┏━━
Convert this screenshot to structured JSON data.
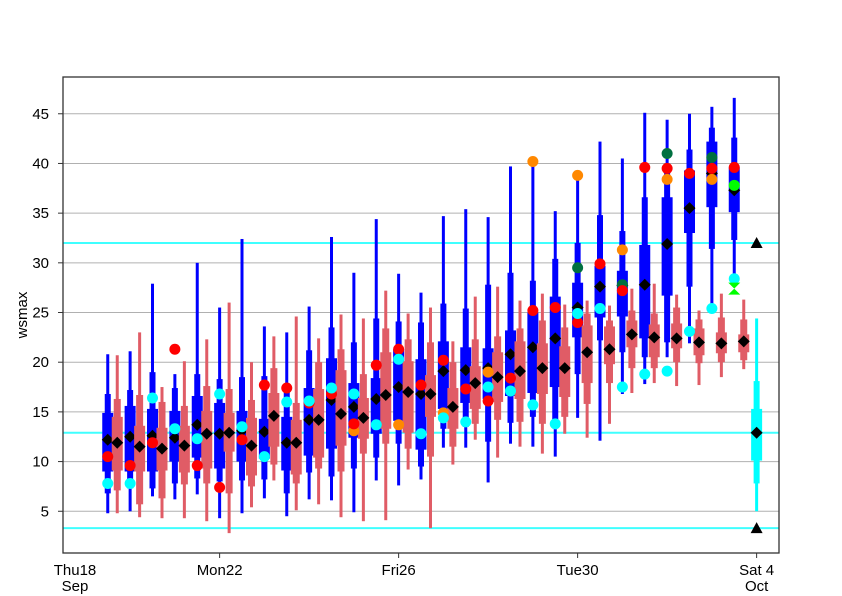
{
  "chart_data": {
    "type": "boxplot",
    "title": "",
    "ylabel": "wsmax",
    "xlabel": "",
    "ylim": [
      0.8,
      48.7
    ],
    "xlim": [
      "09-18T12",
      "10-04T12"
    ],
    "yticks": [
      5,
      10,
      15,
      20,
      25,
      30,
      35,
      40,
      45
    ],
    "xticks": [
      {
        "t": "09-18T12",
        "line1": "Thu18",
        "line2": "Sep"
      },
      {
        "t": "09-22T00",
        "line1": "Mon22",
        "line2": ""
      },
      {
        "t": "09-26T00",
        "line1": "Fri26",
        "line2": ""
      },
      {
        "t": "09-30T00",
        "line1": "Tue30",
        "line2": ""
      },
      {
        "t": "10-04T00",
        "line1": "Sat 4",
        "line2": "Oct"
      }
    ],
    "grid": true,
    "box_stat_order": [
      "min",
      "p10",
      "p25",
      "median",
      "p75",
      "p90",
      "max"
    ],
    "colors": {
      "blue_box": "#0000ff",
      "red_box": "#e05c66",
      "climate": "#00ffff",
      "median": "#000000",
      "red_dot": "#ff0000",
      "cyan_dot": "#00ffff",
      "orange_dot": "#ff8800",
      "darkgreen_dot": "#007040",
      "green_dot": "#00ff00",
      "grid": "#b0b0b0"
    },
    "reference_lines": [
      32.0,
      12.9,
      3.3
    ],
    "climate_box": {
      "t": "10-04T00",
      "stats": [
        5.0,
        7.8,
        10.1,
        12.9,
        15.3,
        18.1,
        24.4
      ],
      "triangles": [
        32.0,
        3.3
      ]
    },
    "boxes": [
      {
        "t": "09-19T12",
        "blue": [
          4.8,
          6.8,
          9.0,
          12.2,
          14.9,
          16.8,
          20.8
        ],
        "red": [
          4.8,
          7.1,
          9.1,
          11.9,
          14.5,
          16.3,
          20.7
        ],
        "markers": {
          "red": 10.5,
          "cyan": 7.8
        }
      },
      {
        "t": "09-20T00",
        "blue": [
          5.0,
          7.3,
          9.0,
          12.5,
          15.6,
          17.2,
          21.1
        ],
        "red": [
          4.4,
          5.7,
          9.0,
          11.5,
          13.6,
          16.7,
          23.0
        ],
        "markers": {
          "red": 9.6,
          "cyan": 7.8
        }
      },
      {
        "t": "09-20T12",
        "blue": [
          6.5,
          7.3,
          9.0,
          12.6,
          15.3,
          19.0,
          27.9
        ],
        "red": [
          4.3,
          6.3,
          9.1,
          11.3,
          13.4,
          16.0,
          17.5
        ],
        "markers": {
          "red": 11.9,
          "cyan": 16.4
        }
      },
      {
        "t": "09-21T00",
        "blue": [
          6.2,
          7.8,
          10.0,
          12.4,
          15.1,
          17.4,
          18.8
        ],
        "red": [
          4.3,
          7.7,
          8.9,
          11.6,
          13.6,
          15.6,
          20.1
        ],
        "markers": {
          "red": 21.3,
          "cyan": 13.3
        }
      },
      {
        "t": "09-21T12",
        "blue": [
          6.7,
          8.3,
          10.4,
          13.7,
          16.6,
          18.8,
          30.0
        ],
        "red": [
          4.0,
          7.8,
          9.3,
          12.8,
          15.1,
          17.6,
          22.3
        ],
        "markers": {
          "red": 9.6,
          "cyan": 12.3
        }
      },
      {
        "t": "09-22T00",
        "blue": [
          4.3,
          8.0,
          9.3,
          12.8,
          15.9,
          18.3,
          25.5
        ],
        "red": [
          2.8,
          6.8,
          11.0,
          12.9,
          14.9,
          17.3,
          26.0
        ],
        "markers": {
          "red": 7.4,
          "cyan": 16.8
        }
      },
      {
        "t": "09-22T12",
        "blue": [
          4.8,
          8.1,
          10.0,
          13.1,
          15.1,
          18.5,
          32.4
        ],
        "red": [
          5.4,
          7.5,
          8.6,
          11.6,
          14.4,
          16.2,
          20.0
        ],
        "markers": {
          "red": 12.2,
          "cyan": 13.5
        }
      },
      {
        "t": "09-23T00",
        "blue": [
          6.3,
          8.2,
          10.3,
          13.0,
          14.3,
          18.6,
          23.6
        ],
        "red": [
          8.1,
          9.7,
          11.5,
          14.6,
          16.9,
          19.4,
          22.6
        ],
        "markers": {
          "red": 17.7,
          "cyan": 10.5
        }
      },
      {
        "t": "09-23T12",
        "blue": [
          4.5,
          6.8,
          9.1,
          11.9,
          14.5,
          17.0,
          23.0
        ],
        "red": [
          5.1,
          7.8,
          8.7,
          11.9,
          14.2,
          15.9,
          24.6
        ],
        "markers": {
          "red": 17.4,
          "cyan": 16.0
        }
      },
      {
        "t": "09-24T00",
        "blue": [
          6.2,
          8.9,
          10.6,
          14.2,
          17.4,
          21.2,
          25.6
        ],
        "red": [
          5.7,
          9.3,
          10.4,
          14.2,
          17.3,
          20.0,
          22.4
        ],
        "markers": {
          "red": 15.9,
          "cyan": 16.1
        }
      },
      {
        "t": "09-24T12",
        "blue": [
          6.1,
          8.5,
          11.3,
          16.2,
          20.4,
          23.5,
          32.6
        ],
        "red": [
          4.4,
          9.0,
          11.6,
          14.8,
          19.2,
          21.3,
          24.8
        ],
        "markers": {
          "red": 16.8,
          "cyan": 17.4
        }
      },
      {
        "t": "09-25T00",
        "blue": [
          4.9,
          9.3,
          12.4,
          15.5,
          17.9,
          22.0,
          29.0
        ],
        "red": [
          4.0,
          10.8,
          12.3,
          14.4,
          16.4,
          18.8,
          24.4
        ],
        "markers": {
          "orange": 13.1,
          "red": 13.8,
          "cyan": 16.8
        }
      },
      {
        "t": "09-25T12",
        "blue": [
          8.1,
          10.4,
          12.8,
          16.3,
          18.4,
          24.4,
          34.4
        ],
        "red": [
          4.1,
          11.8,
          13.3,
          16.7,
          21.0,
          23.4,
          27.2
        ],
        "markers": {
          "red": 19.7,
          "cyan": 13.7
        }
      },
      {
        "t": "09-26T00",
        "blue": [
          7.6,
          11.8,
          14.1,
          17.5,
          21.3,
          24.1,
          28.9
        ],
        "red": [
          9.2,
          11.3,
          12.9,
          17.0,
          20.1,
          22.3,
          24.9
        ],
        "markers": {
          "orange": 13.7,
          "red": 21.3,
          "cyan": 20.3
        }
      },
      {
        "t": "09-26T12",
        "blue": [
          8.2,
          9.5,
          11.2,
          16.8,
          20.3,
          24.0,
          27.0
        ],
        "red": [
          3.3,
          10.5,
          14.5,
          16.8,
          18.7,
          22.0,
          25.5
        ],
        "markers": {
          "red": 17.7,
          "cyan": 12.8
        }
      },
      {
        "t": "09-27T00",
        "blue": [
          11.4,
          13.3,
          15.3,
          19.1,
          22.1,
          25.9,
          34.7
        ],
        "red": [
          9.7,
          11.5,
          13.3,
          15.5,
          17.4,
          20.0,
          22.1
        ],
        "markers": {
          "orange": 14.9,
          "red": 20.2,
          "cyan": 14.4
        }
      },
      {
        "t": "09-27T12",
        "blue": [
          11.4,
          13.5,
          15.9,
          19.2,
          21.5,
          25.4,
          35.4
        ],
        "red": [
          12.2,
          13.8,
          15.3,
          17.9,
          19.6,
          22.3,
          26.6
        ],
        "markers": {
          "red": 17.3,
          "cyan": 14.0
        }
      },
      {
        "t": "09-28T00",
        "blue": [
          7.9,
          12.0,
          16.3,
          19.4,
          21.4,
          27.8,
          34.6
        ],
        "red": [
          10.4,
          14.2,
          16.0,
          18.5,
          21.0,
          22.6,
          27.6
        ],
        "markers": {
          "orange": 19.0,
          "red": 16.1,
          "cyan": 17.5
        }
      },
      {
        "t": "09-28T12",
        "blue": [
          11.8,
          13.9,
          16.6,
          20.8,
          23.2,
          29.0,
          39.7
        ],
        "red": [
          11.5,
          14.0,
          16.3,
          19.1,
          22.1,
          23.4,
          26.2
        ],
        "markers": {
          "red": 18.4,
          "cyan": 17.1
        }
      },
      {
        "t": "09-29T00",
        "blue": [
          11.5,
          14.5,
          16.9,
          21.5,
          25.0,
          28.2,
          40.2
        ],
        "red": [
          10.8,
          13.8,
          16.8,
          19.4,
          21.9,
          24.2,
          26.9
        ],
        "markers": {
          "orange": 40.2,
          "red": 25.2,
          "cyan": 15.7
        }
      },
      {
        "t": "09-29T12",
        "blue": [
          10.5,
          14.0,
          17.5,
          22.4,
          26.6,
          30.4,
          35.2
        ],
        "red": [
          12.8,
          14.5,
          16.5,
          19.4,
          21.6,
          23.5,
          25.8
        ],
        "markers": {
          "red": 25.5,
          "cyan": 13.8
        }
      },
      {
        "t": "09-30T00",
        "blue": [
          14.4,
          18.8,
          22.5,
          25.5,
          28.0,
          32.0,
          38.8
        ],
        "red": [
          12.4,
          15.8,
          17.9,
          21.0,
          23.7,
          24.9,
          26.2
        ],
        "markers": {
          "orange": 38.8,
          "darkgreen": 29.5,
          "red": 24.0,
          "cyan": 24.9
        }
      },
      {
        "t": "09-30T12",
        "blue": [
          12.1,
          22.2,
          24.5,
          27.6,
          29.7,
          34.8,
          42.2
        ],
        "red": [
          13.8,
          17.9,
          19.8,
          21.3,
          23.6,
          24.2,
          25.7
        ],
        "markers": {
          "red": 29.9,
          "cyan": 25.4
        }
      },
      {
        "t": "10-01T00",
        "blue": [
          16.8,
          21.0,
          24.6,
          27.7,
          29.2,
          33.2,
          40.5
        ],
        "red": [
          16.9,
          19.4,
          21.5,
          22.8,
          24.2,
          25.2,
          27.4
        ],
        "markers": {
          "orange": 31.3,
          "darkgreen": 27.8,
          "red": 27.2,
          "cyan": 17.5
        }
      },
      {
        "t": "10-01T12",
        "blue": [
          17.8,
          20.5,
          22.4,
          27.8,
          31.8,
          36.6,
          45.1
        ],
        "red": [
          17.9,
          19.4,
          20.5,
          22.5,
          23.8,
          24.9,
          27.9
        ],
        "markers": {
          "red": 39.6,
          "cyan": 18.8
        }
      },
      {
        "t": "10-02T00",
        "blue": [
          20.5,
          22.0,
          26.7,
          31.9,
          36.6,
          40.0,
          44.4
        ],
        "red": [
          17.6,
          20.0,
          21.4,
          22.4,
          23.9,
          25.5,
          26.8
        ],
        "markers": {
          "darkgreen": 41.0,
          "orange": 38.4,
          "red": 39.5,
          "cyan": 19.1
        }
      },
      {
        "t": "10-02T12",
        "blue": [
          21.9,
          27.6,
          33.0,
          35.5,
          39.3,
          41.4,
          45.0
        ],
        "red": [
          17.7,
          19.9,
          20.7,
          22.0,
          23.4,
          24.3,
          25.2
        ],
        "markers": {
          "red": 39.0,
          "cyan": 23.1
        }
      },
      {
        "t": "10-03T00",
        "blue": [
          25.4,
          31.4,
          35.6,
          39.0,
          42.2,
          43.6,
          45.7
        ],
        "red": [
          18.5,
          20.0,
          20.9,
          21.9,
          23.0,
          24.5,
          26.9
        ],
        "markers": {
          "darkgreen": 40.6,
          "orange": 38.4,
          "red": 39.5,
          "cyan": 25.4
        }
      },
      {
        "t": "10-03T12",
        "blue": [
          27.9,
          32.3,
          35.1,
          37.3,
          39.6,
          42.6,
          46.6
        ],
        "red": [
          19.3,
          20.2,
          21.0,
          22.1,
          22.8,
          24.3,
          26.3
        ],
        "markers": {
          "red": 39.6,
          "green": 37.8,
          "cyan": 28.4,
          "green_bowtie": 27.4
        }
      }
    ]
  }
}
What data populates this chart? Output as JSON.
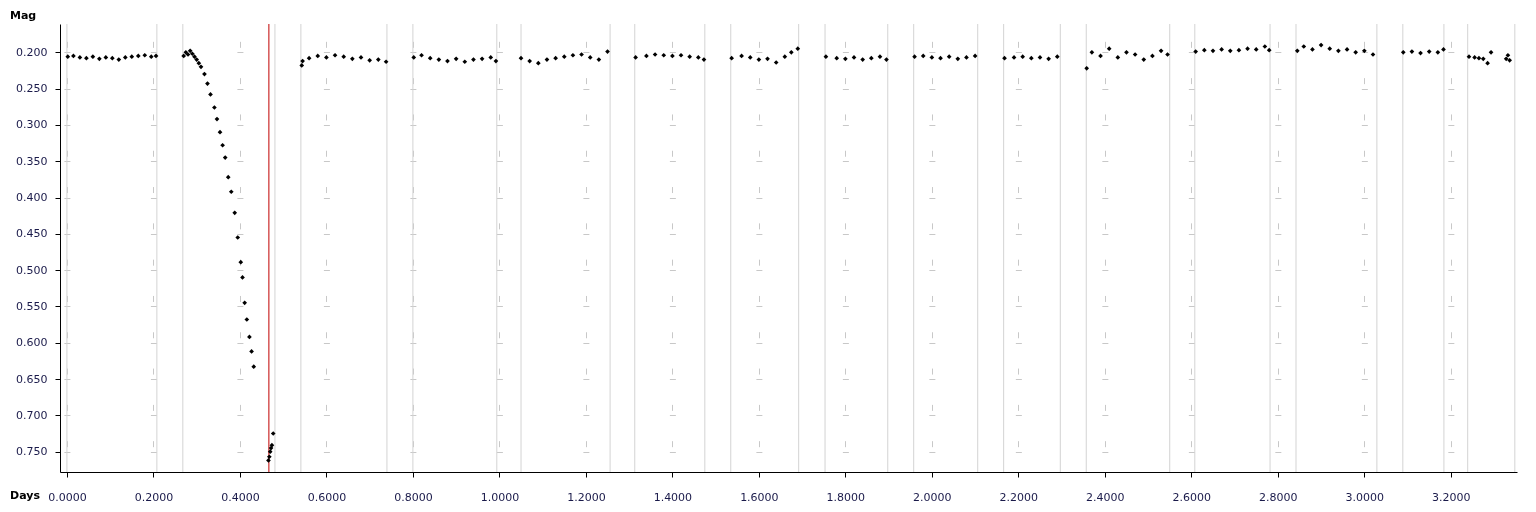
┗━━
Exercise:
Pull every line containing "JSON" out of the data above.

Task output:
Convert this screenshot to structured JSON data.
What data populates this chart? Output as JSON.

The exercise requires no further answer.